**What to produce:** Go through the entries below and print each one exactly, leaving out pictures.

----

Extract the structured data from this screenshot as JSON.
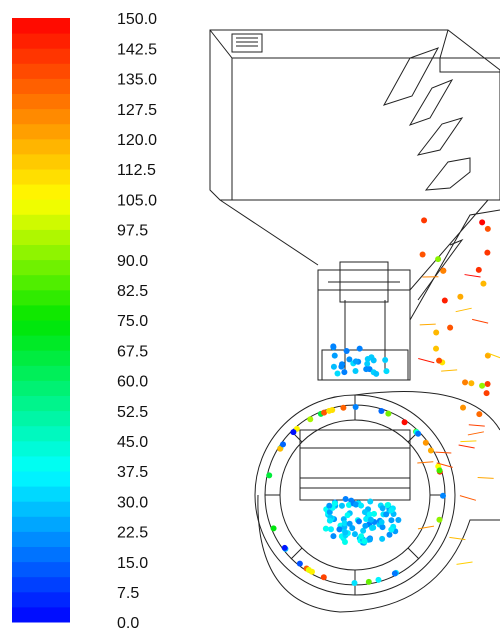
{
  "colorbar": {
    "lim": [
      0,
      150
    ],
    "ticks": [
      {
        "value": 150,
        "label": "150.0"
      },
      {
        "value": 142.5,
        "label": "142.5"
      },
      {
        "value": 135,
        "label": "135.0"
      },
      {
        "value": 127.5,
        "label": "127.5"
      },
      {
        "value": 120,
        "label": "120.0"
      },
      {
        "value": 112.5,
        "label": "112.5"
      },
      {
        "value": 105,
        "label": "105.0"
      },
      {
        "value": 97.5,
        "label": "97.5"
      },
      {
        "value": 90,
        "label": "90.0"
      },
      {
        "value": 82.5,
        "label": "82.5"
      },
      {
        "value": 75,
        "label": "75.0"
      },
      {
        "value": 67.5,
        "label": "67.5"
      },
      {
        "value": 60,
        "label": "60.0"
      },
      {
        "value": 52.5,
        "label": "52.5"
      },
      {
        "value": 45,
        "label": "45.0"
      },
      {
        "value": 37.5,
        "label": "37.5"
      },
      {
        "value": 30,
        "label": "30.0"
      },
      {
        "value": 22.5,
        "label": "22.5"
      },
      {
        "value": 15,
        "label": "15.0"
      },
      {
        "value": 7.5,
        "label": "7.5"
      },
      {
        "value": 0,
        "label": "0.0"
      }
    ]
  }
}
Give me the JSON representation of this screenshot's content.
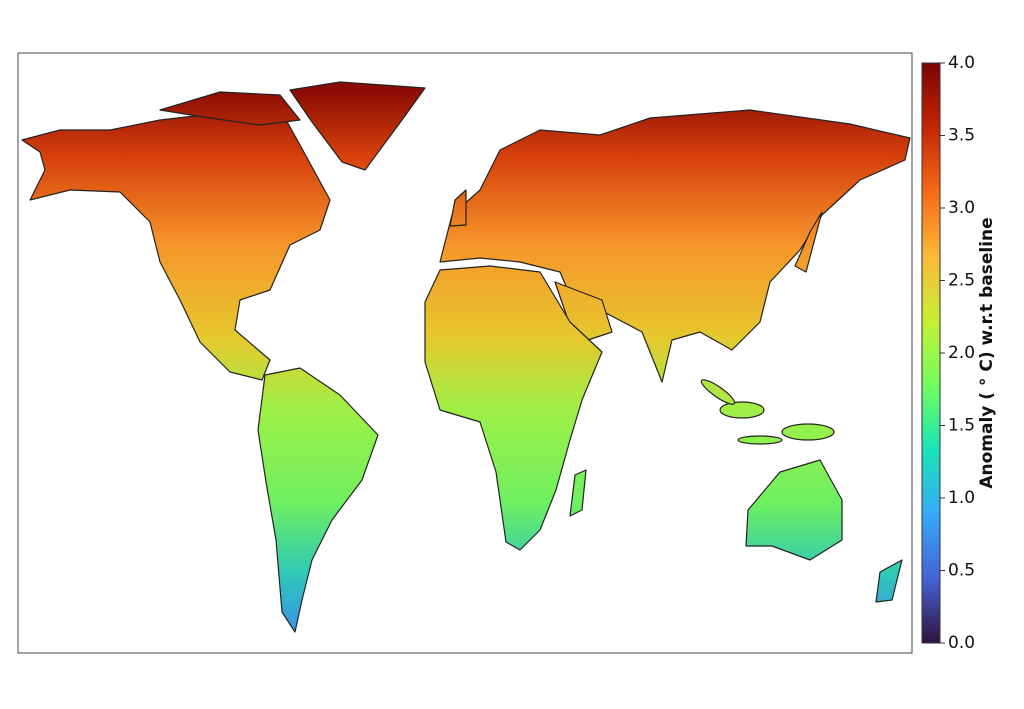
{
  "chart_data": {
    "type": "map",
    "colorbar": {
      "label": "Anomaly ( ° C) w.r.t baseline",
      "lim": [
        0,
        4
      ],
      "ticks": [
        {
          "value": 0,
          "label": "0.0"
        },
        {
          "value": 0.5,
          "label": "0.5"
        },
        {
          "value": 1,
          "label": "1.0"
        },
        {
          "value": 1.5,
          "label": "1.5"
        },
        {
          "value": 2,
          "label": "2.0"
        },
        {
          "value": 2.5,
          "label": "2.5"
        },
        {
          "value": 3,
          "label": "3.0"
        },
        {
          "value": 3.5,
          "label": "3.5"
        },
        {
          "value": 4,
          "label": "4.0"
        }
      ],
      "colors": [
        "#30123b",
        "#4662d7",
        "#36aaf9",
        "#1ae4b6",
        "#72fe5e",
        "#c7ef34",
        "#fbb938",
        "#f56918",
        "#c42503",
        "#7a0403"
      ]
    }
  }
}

----

**Result below:**
Extract the structured data from this screenshot as JSON.
{
  "colorbar": {
    "lim": [
      0,
      150
    ],
    "ticks": [
      {
        "value": 150,
        "label": "150.0"
      },
      {
        "value": 142.5,
        "label": "142.5"
      },
      {
        "value": 135,
        "label": "135.0"
      },
      {
        "value": 127.5,
        "label": "127.5"
      },
      {
        "value": 120,
        "label": "120.0"
      },
      {
        "value": 112.5,
        "label": "112.5"
      },
      {
        "value": 105,
        "label": "105.0"
      },
      {
        "value": 97.5,
        "label": "97.5"
      },
      {
        "value": 90,
        "label": "90.0"
      },
      {
        "value": 82.5,
        "label": "82.5"
      },
      {
        "value": 75,
        "label": "75.0"
      },
      {
        "value": 67.5,
        "label": "67.5"
      },
      {
        "value": 60,
        "label": "60.0"
      },
      {
        "value": 52.5,
        "label": "52.5"
      },
      {
        "value": 45,
        "label": "45.0"
      },
      {
        "value": 37.5,
        "label": "37.5"
      },
      {
        "value": 30,
        "label": "30.0"
      },
      {
        "value": 22.5,
        "label": "22.5"
      },
      {
        "value": 15,
        "label": "15.0"
      },
      {
        "value": 7.5,
        "label": "7.5"
      },
      {
        "value": 0,
        "label": "0.0"
      }
    ]
  }
}
Give me the JSON representation of this screenshot's content.
{
  "chart_data": {
    "type": "map",
    "colorbar": {
      "label": "Anomaly ( ° C) w.r.t baseline",
      "lim": [
        0,
        4
      ],
      "ticks": [
        {
          "value": 0,
          "label": "0.0"
        },
        {
          "value": 0.5,
          "label": "0.5"
        },
        {
          "value": 1,
          "label": "1.0"
        },
        {
          "value": 1.5,
          "label": "1.5"
        },
        {
          "value": 2,
          "label": "2.0"
        },
        {
          "value": 2.5,
          "label": "2.5"
        },
        {
          "value": 3,
          "label": "3.0"
        },
        {
          "value": 3.5,
          "label": "3.5"
        },
        {
          "value": 4,
          "label": "4.0"
        }
      ],
      "colors": [
        "#30123b",
        "#4662d7",
        "#36aaf9",
        "#1ae4b6",
        "#72fe5e",
        "#c7ef34",
        "#fbb938",
        "#f56918",
        "#c42503",
        "#7a0403"
      ]
    }
  }
}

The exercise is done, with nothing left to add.